Data entries
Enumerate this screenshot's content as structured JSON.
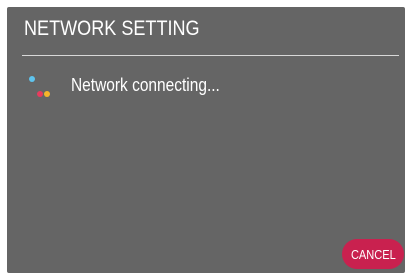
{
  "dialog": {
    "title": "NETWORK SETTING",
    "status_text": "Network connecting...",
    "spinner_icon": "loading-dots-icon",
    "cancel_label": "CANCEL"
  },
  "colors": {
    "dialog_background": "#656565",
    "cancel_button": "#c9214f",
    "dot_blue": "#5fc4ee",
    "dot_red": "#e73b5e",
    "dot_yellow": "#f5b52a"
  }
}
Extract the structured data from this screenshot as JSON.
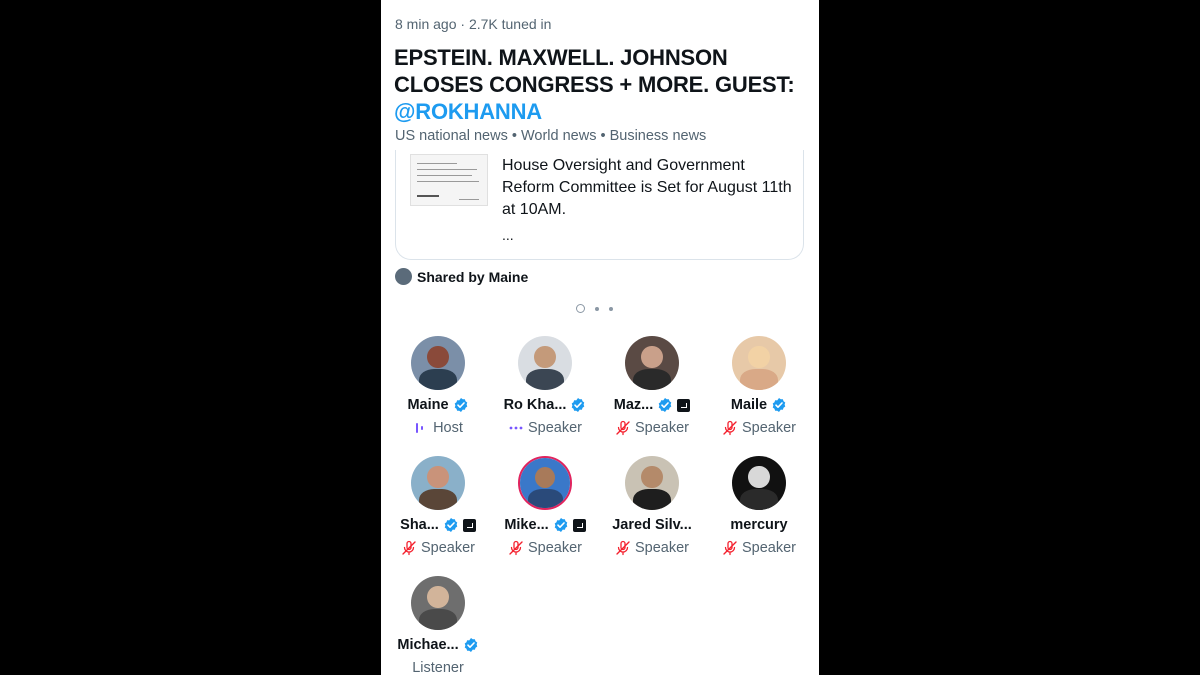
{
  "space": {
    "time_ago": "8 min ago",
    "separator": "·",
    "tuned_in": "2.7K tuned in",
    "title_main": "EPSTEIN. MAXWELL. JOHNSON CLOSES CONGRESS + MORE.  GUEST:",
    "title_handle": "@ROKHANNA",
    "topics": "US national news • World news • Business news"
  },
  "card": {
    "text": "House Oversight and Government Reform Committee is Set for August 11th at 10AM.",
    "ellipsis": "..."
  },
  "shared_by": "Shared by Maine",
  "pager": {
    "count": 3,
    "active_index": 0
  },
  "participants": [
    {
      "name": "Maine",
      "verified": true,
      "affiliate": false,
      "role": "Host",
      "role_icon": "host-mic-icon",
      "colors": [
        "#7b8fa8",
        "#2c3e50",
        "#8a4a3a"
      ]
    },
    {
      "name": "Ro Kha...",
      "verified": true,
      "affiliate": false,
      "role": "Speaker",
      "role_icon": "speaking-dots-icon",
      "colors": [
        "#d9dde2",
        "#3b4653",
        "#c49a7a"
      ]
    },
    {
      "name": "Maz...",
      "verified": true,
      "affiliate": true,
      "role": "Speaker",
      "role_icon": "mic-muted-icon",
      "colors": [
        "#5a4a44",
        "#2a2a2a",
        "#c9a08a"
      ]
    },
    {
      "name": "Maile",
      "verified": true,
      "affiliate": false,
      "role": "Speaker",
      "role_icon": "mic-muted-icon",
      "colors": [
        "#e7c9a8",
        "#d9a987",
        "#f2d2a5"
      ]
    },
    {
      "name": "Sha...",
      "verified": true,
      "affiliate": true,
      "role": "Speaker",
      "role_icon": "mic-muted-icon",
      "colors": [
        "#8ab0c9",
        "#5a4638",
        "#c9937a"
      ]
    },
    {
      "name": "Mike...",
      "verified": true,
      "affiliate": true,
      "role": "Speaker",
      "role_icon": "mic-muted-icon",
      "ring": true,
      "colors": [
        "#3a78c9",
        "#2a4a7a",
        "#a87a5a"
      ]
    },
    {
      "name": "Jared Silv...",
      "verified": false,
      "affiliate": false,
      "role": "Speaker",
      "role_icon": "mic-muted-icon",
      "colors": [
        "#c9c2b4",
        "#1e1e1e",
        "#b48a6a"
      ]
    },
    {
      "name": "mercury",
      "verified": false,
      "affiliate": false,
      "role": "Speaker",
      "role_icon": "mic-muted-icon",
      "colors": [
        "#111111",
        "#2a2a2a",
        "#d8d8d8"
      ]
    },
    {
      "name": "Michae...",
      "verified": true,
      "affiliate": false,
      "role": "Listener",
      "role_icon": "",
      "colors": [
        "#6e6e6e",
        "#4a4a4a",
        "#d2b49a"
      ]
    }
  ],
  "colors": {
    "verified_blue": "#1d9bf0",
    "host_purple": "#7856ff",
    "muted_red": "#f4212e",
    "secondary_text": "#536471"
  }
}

==

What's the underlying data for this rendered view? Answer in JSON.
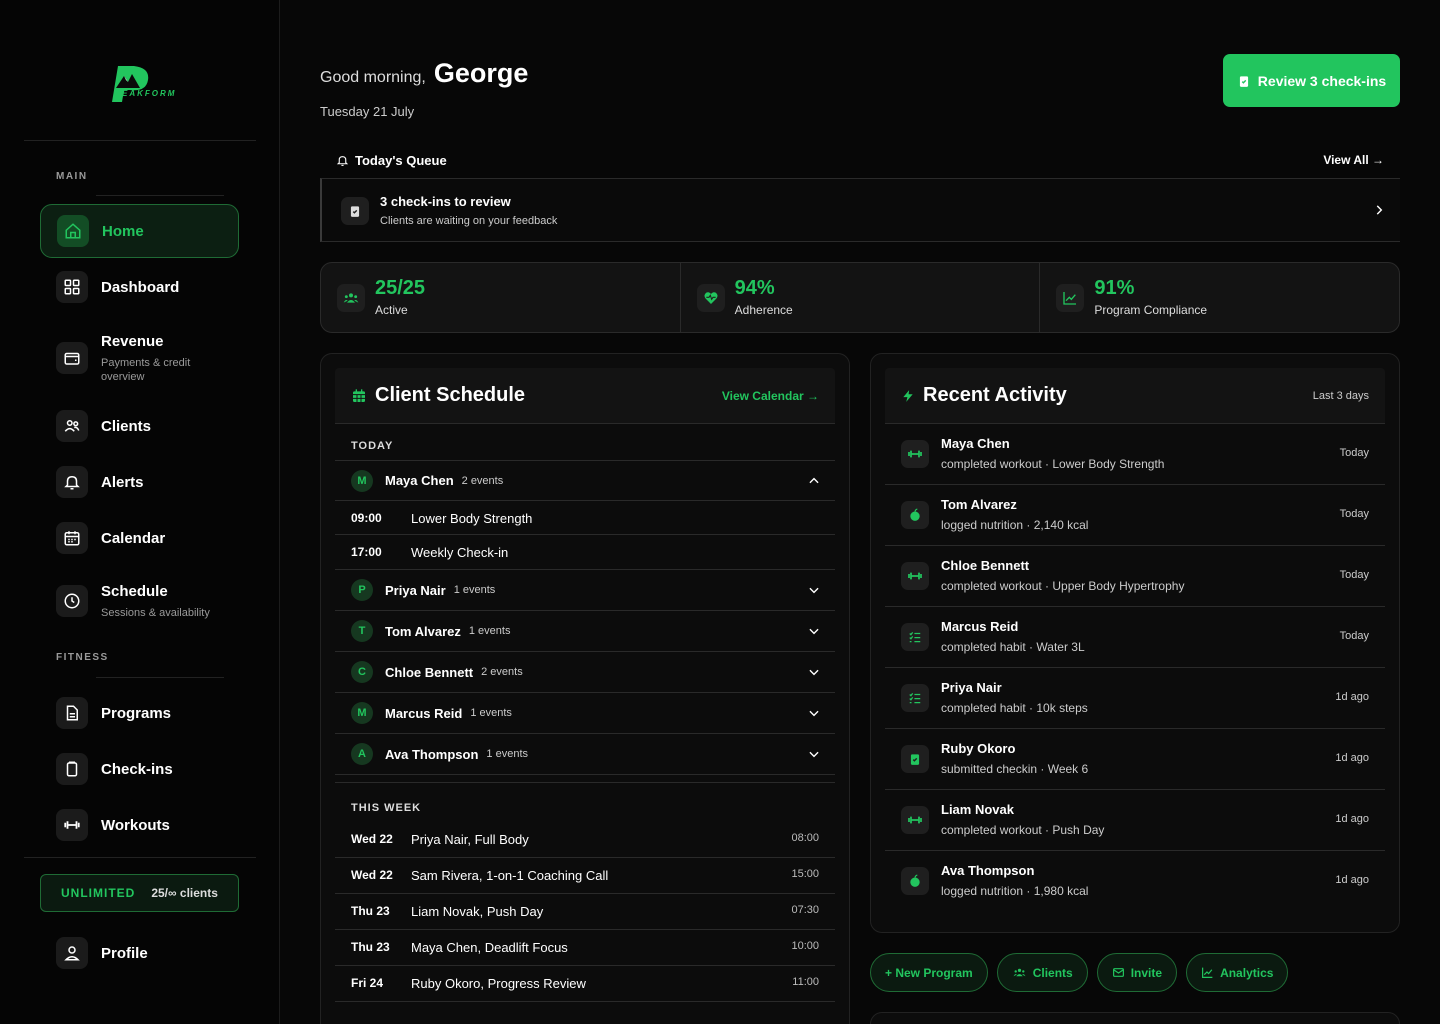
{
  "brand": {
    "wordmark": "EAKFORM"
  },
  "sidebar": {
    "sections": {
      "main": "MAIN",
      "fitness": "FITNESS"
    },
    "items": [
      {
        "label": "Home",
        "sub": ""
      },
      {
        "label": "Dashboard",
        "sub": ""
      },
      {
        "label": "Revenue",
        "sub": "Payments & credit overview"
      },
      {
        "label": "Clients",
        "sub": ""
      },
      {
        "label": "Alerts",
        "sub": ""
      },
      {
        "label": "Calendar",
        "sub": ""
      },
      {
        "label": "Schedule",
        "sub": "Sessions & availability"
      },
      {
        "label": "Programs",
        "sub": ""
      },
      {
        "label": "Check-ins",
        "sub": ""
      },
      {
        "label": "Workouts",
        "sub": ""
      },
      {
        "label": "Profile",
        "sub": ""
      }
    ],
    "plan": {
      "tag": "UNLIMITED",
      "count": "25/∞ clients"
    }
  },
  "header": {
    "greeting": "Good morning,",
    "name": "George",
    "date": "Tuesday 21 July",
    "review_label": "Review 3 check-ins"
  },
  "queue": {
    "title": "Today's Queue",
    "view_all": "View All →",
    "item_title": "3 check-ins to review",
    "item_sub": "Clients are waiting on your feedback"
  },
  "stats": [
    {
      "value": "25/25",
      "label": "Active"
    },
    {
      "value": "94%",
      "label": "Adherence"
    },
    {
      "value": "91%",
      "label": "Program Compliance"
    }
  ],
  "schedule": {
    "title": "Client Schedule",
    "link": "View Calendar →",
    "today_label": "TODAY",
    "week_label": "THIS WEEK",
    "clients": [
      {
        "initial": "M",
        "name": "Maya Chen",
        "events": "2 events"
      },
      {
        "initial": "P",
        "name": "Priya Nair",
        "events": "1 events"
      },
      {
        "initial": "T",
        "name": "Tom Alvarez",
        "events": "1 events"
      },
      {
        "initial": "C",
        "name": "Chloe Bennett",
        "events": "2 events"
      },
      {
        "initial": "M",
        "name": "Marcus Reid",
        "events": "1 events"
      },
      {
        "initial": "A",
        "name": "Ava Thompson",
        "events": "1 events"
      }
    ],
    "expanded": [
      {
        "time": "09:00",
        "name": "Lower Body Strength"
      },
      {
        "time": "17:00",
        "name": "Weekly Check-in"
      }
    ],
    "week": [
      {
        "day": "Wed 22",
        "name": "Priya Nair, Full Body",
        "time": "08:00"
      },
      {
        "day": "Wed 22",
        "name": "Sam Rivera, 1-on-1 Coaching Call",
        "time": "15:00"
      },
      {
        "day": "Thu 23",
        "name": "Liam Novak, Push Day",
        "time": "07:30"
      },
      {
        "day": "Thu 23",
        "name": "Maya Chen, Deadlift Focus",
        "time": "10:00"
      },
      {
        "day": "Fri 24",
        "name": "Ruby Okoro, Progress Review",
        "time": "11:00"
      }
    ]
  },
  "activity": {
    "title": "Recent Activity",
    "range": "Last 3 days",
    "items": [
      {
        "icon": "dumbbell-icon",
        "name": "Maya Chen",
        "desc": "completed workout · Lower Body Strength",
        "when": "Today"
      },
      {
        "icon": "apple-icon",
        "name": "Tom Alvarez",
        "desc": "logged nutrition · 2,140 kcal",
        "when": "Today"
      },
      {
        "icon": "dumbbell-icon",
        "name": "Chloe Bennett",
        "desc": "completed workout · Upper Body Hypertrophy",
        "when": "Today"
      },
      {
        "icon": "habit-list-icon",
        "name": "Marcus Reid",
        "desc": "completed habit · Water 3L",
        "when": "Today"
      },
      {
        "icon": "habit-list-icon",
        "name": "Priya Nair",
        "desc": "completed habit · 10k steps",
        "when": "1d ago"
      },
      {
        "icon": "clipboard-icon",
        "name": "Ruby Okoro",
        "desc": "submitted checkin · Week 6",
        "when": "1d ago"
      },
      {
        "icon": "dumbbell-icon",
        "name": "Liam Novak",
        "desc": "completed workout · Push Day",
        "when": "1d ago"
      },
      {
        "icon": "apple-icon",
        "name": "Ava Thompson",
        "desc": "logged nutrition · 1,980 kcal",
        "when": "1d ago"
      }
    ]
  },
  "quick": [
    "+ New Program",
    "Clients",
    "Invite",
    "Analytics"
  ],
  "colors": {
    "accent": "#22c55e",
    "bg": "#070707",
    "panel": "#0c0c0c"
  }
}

* [TASK REQUIREMENTS]:
Look back over the material above and state how many lines hold the word "Lower". Write the number and nothing else.

* [EXPECTED ANSWER]:
2